▸ **WHAT THE TASK ASKS**: Every line of the material below must be repeated exactly.

**** DATA TO PROCESS ****

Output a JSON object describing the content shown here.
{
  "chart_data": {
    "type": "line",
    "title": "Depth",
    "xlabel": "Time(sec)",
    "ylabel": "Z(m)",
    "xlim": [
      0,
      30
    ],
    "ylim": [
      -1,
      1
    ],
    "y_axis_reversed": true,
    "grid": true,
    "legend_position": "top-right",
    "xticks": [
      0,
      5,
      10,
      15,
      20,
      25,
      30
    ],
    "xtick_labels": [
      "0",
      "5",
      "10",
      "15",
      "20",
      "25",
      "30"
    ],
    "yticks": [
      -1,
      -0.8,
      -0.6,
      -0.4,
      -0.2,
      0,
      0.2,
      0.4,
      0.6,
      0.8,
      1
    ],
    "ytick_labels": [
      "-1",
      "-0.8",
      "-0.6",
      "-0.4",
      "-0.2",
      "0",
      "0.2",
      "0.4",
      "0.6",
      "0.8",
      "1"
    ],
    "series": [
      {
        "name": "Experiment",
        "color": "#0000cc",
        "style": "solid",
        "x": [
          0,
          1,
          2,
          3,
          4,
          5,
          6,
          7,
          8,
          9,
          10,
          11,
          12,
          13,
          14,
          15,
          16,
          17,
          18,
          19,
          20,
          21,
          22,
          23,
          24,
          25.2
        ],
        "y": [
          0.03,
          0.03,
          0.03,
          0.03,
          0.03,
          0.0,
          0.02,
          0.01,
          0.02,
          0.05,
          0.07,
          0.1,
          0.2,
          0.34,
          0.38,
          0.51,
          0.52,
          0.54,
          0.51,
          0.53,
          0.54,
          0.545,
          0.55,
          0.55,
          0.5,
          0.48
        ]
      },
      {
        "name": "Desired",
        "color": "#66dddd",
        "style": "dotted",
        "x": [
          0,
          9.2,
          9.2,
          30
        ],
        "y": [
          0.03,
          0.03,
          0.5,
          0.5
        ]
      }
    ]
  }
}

****

▸ **RESPONSE BELOW**:
Output a JSON object describing the content shown here.
{
  "chart_data": {
    "type": "line",
    "title": "Depth",
    "xlabel": "Time(sec)",
    "ylabel": "Z(m)",
    "xlim": [
      0,
      30
    ],
    "ylim": [
      -1,
      1
    ],
    "y_axis_reversed": true,
    "grid": true,
    "legend_position": "top-right",
    "xticks": [
      0,
      5,
      10,
      15,
      20,
      25,
      30
    ],
    "xtick_labels": [
      "0",
      "5",
      "10",
      "15",
      "20",
      "25",
      "30"
    ],
    "yticks": [
      -1,
      -0.8,
      -0.6,
      -0.4,
      -0.2,
      0,
      0.2,
      0.4,
      0.6,
      0.8,
      1
    ],
    "ytick_labels": [
      "-1",
      "-0.8",
      "-0.6",
      "-0.4",
      "-0.2",
      "0",
      "0.2",
      "0.4",
      "0.6",
      "0.8",
      "1"
    ],
    "series": [
      {
        "name": "Experiment",
        "color": "#0000cc",
        "style": "solid",
        "x": [
          0,
          1,
          2,
          3,
          4,
          5,
          6,
          7,
          8,
          9,
          10,
          11,
          12,
          13,
          14,
          15,
          16,
          17,
          18,
          19,
          20,
          21,
          22,
          23,
          24,
          25.2
        ],
        "y": [
          0.03,
          0.03,
          0.03,
          0.03,
          0.03,
          0.0,
          0.02,
          0.01,
          0.02,
          0.05,
          0.07,
          0.1,
          0.2,
          0.34,
          0.38,
          0.51,
          0.52,
          0.54,
          0.51,
          0.53,
          0.54,
          0.545,
          0.55,
          0.55,
          0.5,
          0.48
        ]
      },
      {
        "name": "Desired",
        "color": "#66dddd",
        "style": "dotted",
        "x": [
          0,
          9.2,
          9.2,
          30
        ],
        "y": [
          0.03,
          0.03,
          0.5,
          0.5
        ]
      }
    ]
  }
}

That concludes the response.